─── Data supplied
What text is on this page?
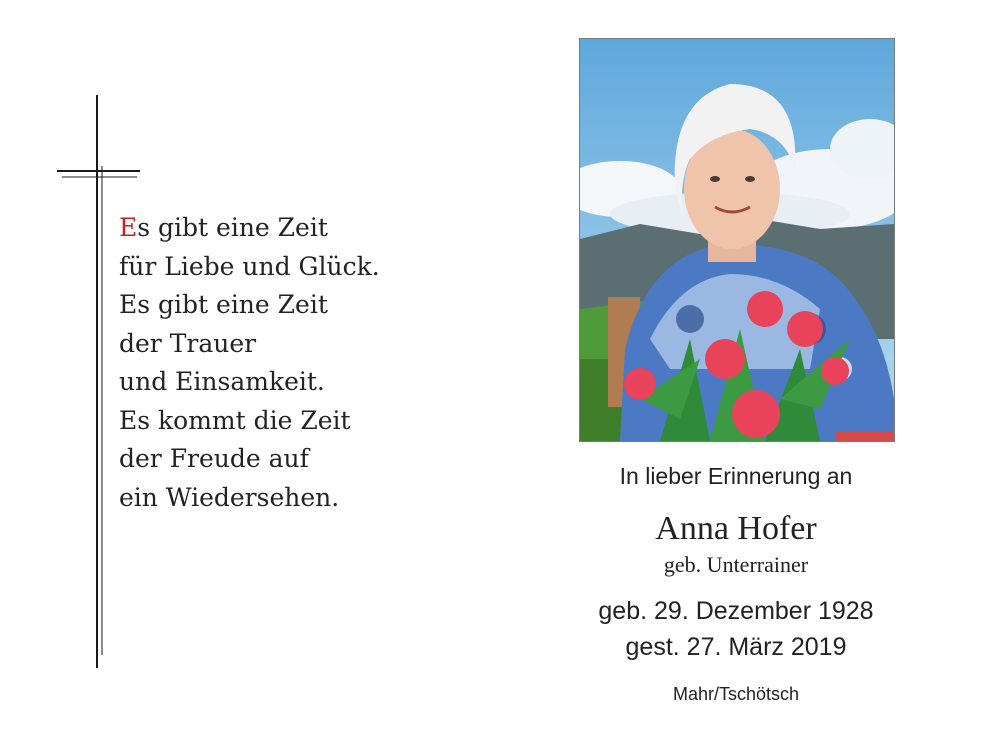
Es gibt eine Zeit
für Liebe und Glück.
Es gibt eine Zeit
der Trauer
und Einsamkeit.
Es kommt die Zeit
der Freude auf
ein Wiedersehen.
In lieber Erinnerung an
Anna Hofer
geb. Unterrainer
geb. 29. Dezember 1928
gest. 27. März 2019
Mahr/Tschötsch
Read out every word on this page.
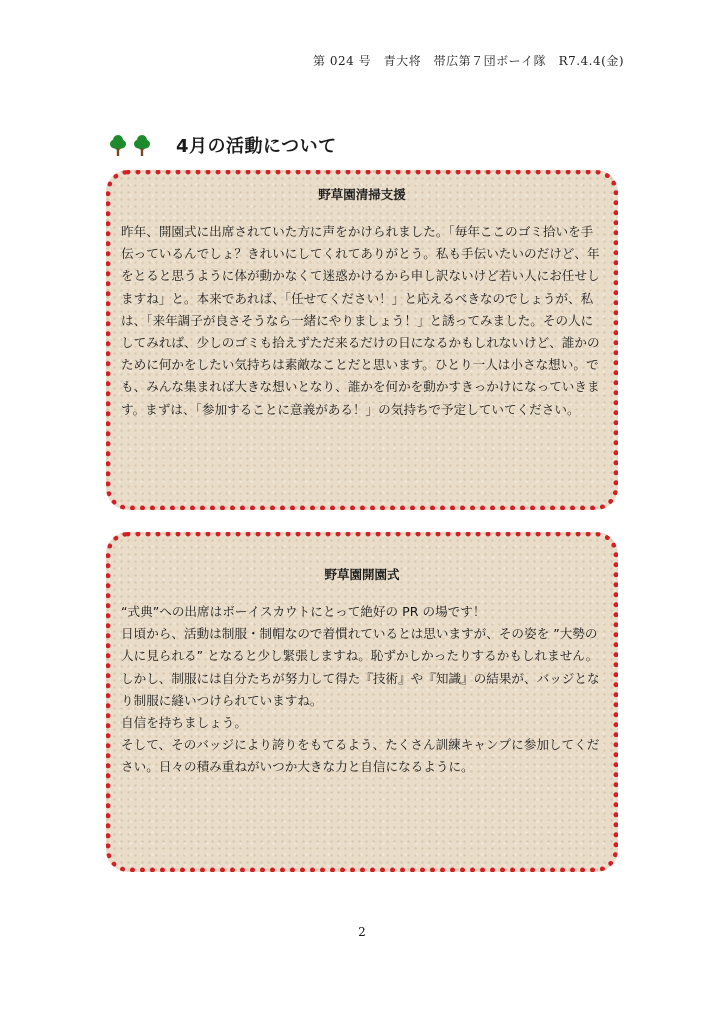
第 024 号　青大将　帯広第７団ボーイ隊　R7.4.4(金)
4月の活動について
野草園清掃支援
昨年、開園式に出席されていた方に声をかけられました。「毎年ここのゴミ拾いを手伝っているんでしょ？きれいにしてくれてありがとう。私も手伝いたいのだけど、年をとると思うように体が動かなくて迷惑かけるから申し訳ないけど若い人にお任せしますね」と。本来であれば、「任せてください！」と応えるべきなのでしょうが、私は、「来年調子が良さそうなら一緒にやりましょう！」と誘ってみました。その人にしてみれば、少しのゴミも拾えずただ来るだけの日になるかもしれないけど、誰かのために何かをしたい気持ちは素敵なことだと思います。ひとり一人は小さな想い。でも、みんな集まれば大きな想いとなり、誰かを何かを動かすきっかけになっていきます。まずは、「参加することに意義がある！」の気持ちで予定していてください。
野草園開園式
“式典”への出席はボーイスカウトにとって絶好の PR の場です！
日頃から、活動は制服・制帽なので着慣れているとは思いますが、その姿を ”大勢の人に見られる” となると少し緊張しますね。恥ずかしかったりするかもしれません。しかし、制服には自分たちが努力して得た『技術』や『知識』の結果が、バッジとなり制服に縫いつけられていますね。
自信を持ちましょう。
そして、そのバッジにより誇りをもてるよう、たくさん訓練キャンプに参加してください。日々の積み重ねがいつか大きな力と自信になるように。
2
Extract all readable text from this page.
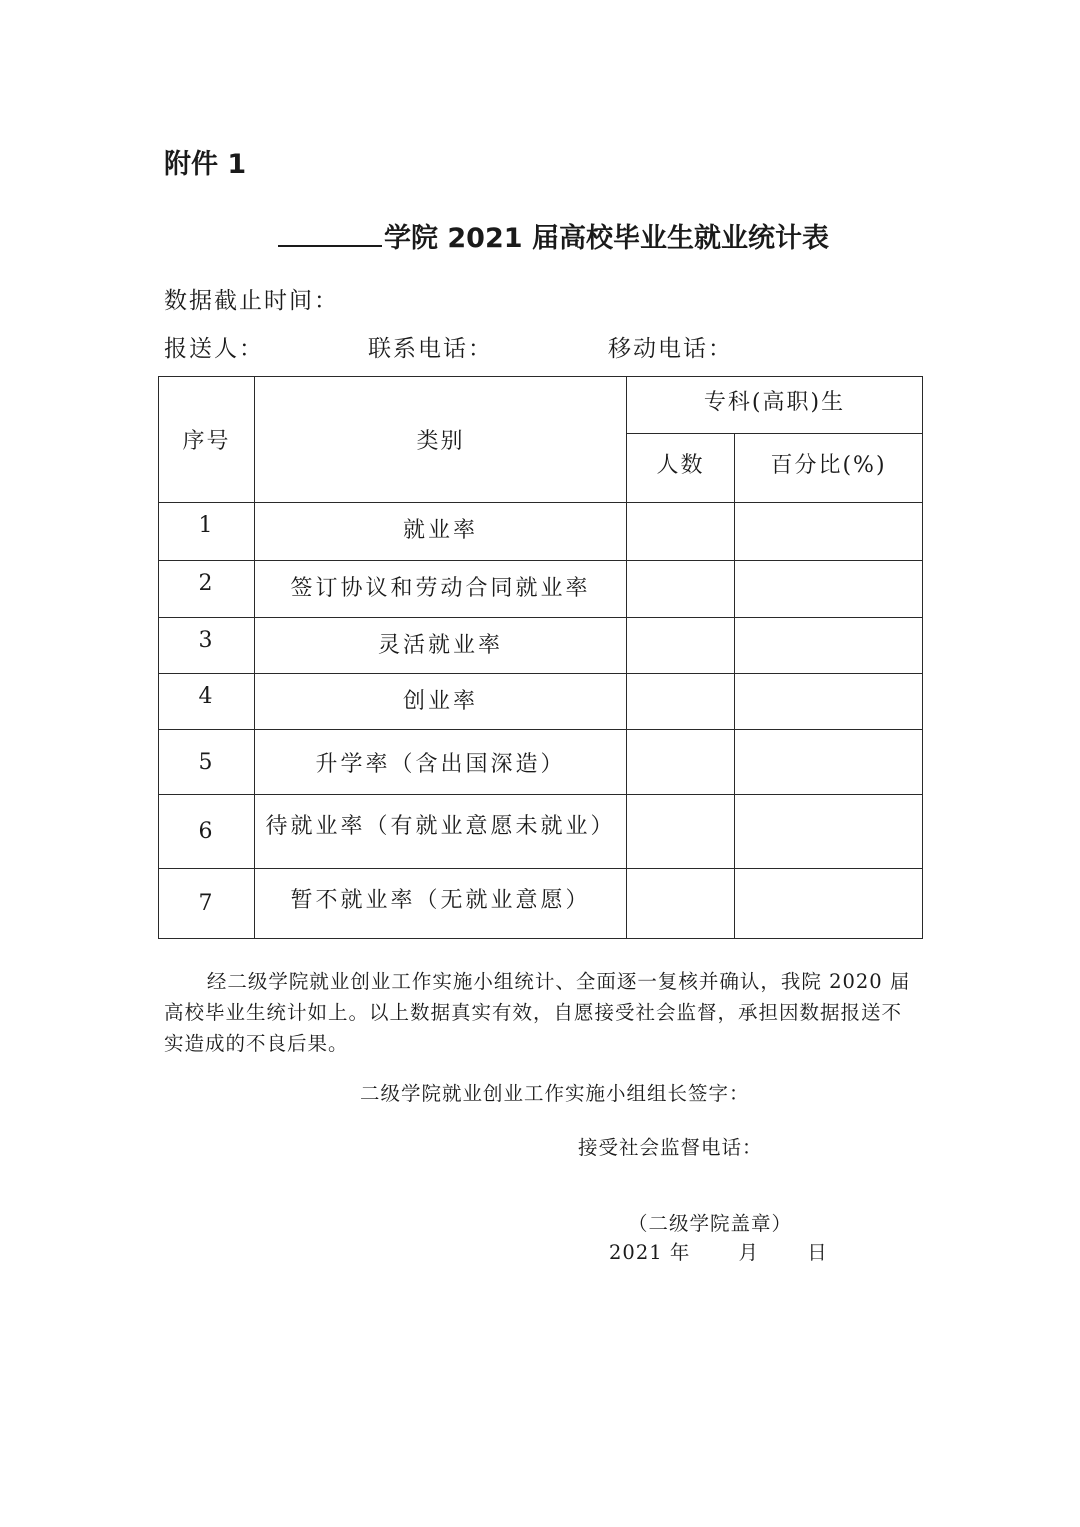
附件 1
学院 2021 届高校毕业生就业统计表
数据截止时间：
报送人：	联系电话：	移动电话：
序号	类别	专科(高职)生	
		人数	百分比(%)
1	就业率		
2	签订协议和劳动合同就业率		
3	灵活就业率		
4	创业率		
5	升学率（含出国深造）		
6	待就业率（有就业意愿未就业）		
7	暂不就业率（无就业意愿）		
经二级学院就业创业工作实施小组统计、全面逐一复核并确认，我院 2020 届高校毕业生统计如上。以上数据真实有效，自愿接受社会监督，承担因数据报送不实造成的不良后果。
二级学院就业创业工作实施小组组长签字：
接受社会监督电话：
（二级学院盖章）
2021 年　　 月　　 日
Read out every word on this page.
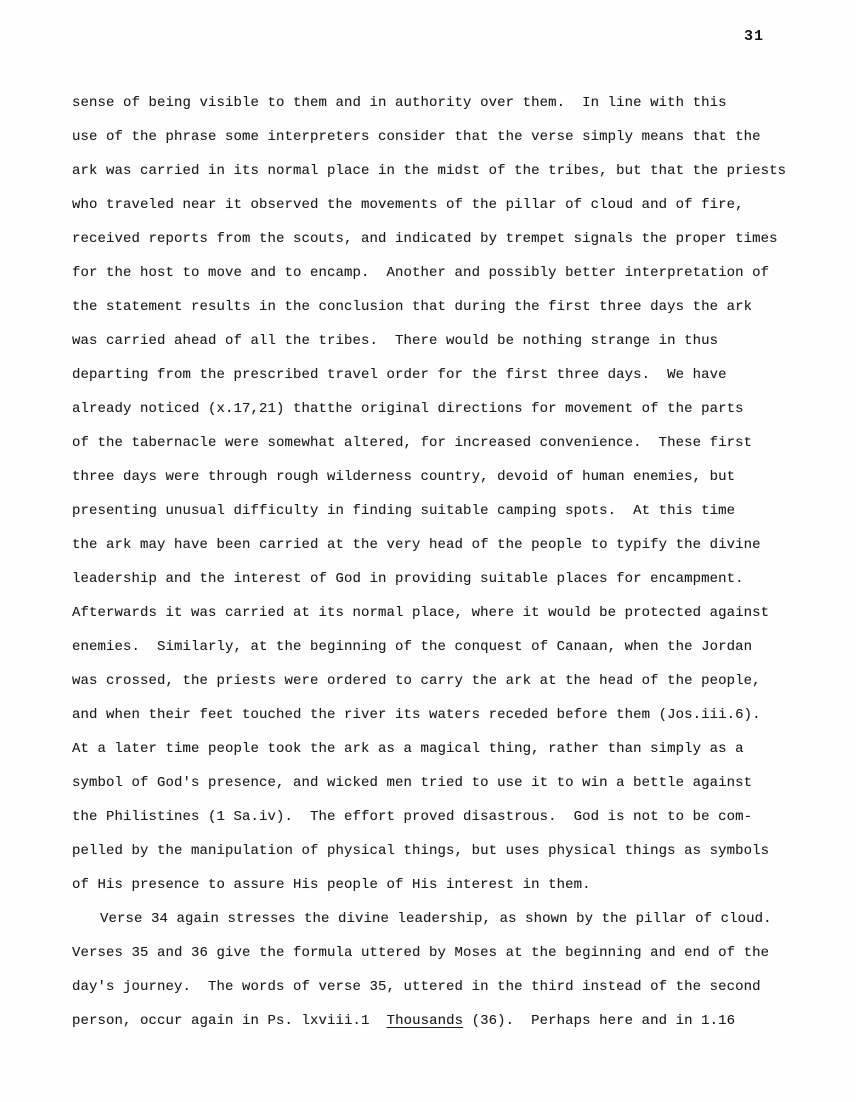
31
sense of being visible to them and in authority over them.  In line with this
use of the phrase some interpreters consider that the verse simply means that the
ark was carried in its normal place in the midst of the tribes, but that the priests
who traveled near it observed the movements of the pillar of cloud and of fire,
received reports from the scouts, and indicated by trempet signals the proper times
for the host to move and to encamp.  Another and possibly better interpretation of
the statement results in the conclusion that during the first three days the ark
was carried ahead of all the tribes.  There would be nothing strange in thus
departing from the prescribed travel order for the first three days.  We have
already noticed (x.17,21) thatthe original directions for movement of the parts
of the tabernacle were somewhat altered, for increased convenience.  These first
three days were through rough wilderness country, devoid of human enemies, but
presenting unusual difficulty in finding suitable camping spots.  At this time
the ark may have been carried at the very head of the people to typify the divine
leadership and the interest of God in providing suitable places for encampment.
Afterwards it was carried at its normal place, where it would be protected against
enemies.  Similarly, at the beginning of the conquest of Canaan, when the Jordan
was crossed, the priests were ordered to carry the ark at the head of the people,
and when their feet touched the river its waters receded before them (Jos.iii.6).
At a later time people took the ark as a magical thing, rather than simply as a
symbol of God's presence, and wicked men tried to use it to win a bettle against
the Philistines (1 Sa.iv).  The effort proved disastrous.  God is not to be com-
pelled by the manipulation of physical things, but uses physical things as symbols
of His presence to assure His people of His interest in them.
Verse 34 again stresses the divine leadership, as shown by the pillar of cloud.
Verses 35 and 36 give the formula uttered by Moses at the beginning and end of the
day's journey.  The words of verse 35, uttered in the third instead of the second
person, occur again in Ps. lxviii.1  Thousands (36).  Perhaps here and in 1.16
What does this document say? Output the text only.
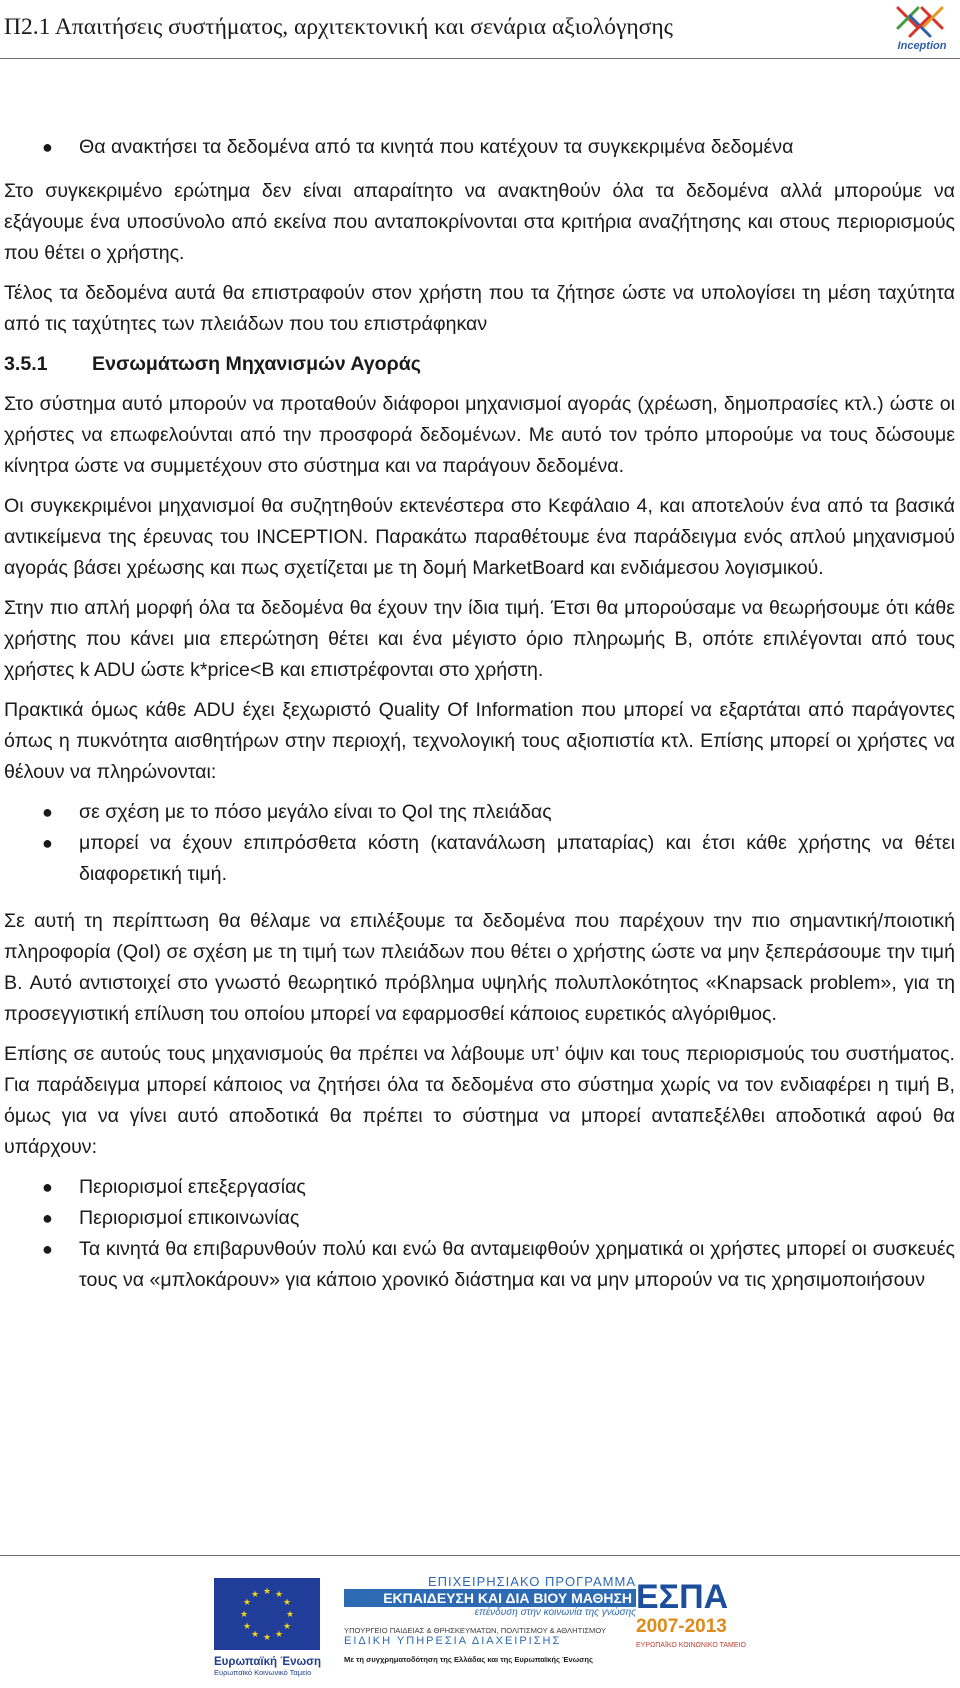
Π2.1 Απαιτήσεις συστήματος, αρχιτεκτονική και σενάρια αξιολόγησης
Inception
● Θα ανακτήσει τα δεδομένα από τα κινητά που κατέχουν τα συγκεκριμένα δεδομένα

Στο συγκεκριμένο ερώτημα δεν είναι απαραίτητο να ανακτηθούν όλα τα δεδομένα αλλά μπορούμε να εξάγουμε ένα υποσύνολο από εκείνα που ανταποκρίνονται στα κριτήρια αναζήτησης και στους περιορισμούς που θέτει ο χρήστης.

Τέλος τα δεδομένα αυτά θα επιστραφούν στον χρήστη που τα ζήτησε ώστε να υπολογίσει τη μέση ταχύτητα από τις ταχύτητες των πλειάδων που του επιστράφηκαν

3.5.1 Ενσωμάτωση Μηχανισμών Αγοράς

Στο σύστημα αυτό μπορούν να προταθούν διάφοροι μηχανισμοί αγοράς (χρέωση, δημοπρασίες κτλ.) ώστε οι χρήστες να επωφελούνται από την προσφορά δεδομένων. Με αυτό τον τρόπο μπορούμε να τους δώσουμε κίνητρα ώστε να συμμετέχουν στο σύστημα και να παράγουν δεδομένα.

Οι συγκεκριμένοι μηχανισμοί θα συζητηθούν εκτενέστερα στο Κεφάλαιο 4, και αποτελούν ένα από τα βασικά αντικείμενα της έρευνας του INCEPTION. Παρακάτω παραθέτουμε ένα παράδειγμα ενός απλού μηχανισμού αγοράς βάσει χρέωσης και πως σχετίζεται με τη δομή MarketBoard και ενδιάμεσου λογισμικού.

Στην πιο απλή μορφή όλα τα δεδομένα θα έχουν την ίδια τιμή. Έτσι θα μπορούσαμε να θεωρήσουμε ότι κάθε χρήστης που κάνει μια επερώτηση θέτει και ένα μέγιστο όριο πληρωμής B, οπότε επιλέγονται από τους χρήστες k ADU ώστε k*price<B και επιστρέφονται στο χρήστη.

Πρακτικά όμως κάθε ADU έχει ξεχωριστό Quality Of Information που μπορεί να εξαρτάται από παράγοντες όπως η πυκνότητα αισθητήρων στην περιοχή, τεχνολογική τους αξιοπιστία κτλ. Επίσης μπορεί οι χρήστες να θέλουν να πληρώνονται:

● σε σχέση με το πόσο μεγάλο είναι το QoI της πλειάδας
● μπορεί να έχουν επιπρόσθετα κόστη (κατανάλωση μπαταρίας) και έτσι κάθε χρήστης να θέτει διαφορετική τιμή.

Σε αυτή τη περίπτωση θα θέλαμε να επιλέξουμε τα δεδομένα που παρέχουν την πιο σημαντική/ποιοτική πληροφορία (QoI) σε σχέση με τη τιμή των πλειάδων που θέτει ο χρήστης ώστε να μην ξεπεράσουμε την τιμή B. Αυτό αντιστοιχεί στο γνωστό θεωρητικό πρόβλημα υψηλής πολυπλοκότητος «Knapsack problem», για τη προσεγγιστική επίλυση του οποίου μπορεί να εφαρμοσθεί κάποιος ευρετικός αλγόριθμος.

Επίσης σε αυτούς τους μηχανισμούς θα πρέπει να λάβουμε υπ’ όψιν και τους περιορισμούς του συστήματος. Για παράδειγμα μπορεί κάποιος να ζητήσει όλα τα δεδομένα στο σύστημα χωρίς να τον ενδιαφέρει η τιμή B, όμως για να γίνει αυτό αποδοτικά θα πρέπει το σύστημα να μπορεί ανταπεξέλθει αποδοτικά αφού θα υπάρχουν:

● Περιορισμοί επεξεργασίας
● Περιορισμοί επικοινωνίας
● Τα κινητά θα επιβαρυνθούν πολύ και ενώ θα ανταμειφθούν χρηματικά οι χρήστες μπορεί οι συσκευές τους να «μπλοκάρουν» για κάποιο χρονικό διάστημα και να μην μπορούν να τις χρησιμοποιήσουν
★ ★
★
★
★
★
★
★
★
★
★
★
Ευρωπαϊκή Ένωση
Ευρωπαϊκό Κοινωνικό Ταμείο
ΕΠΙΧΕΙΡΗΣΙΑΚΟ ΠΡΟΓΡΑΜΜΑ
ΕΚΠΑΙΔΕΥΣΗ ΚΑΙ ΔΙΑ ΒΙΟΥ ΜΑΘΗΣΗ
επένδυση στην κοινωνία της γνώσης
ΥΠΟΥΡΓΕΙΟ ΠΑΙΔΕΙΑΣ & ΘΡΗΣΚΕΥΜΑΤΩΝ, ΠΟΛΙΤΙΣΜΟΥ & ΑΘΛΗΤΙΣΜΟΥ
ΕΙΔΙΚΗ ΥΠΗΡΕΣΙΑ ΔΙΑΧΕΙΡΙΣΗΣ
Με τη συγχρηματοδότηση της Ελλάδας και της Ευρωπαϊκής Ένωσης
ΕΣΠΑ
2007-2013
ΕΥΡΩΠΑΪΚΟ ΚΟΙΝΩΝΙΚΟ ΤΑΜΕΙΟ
──────
Extract all lines from the data in which "them" is found.

sense of being visible to them and in authority over them.  In line with this
and when their feet touched the river its waters receded before them (Jos.iii.6).
of His presence to assure His people of His interest in them.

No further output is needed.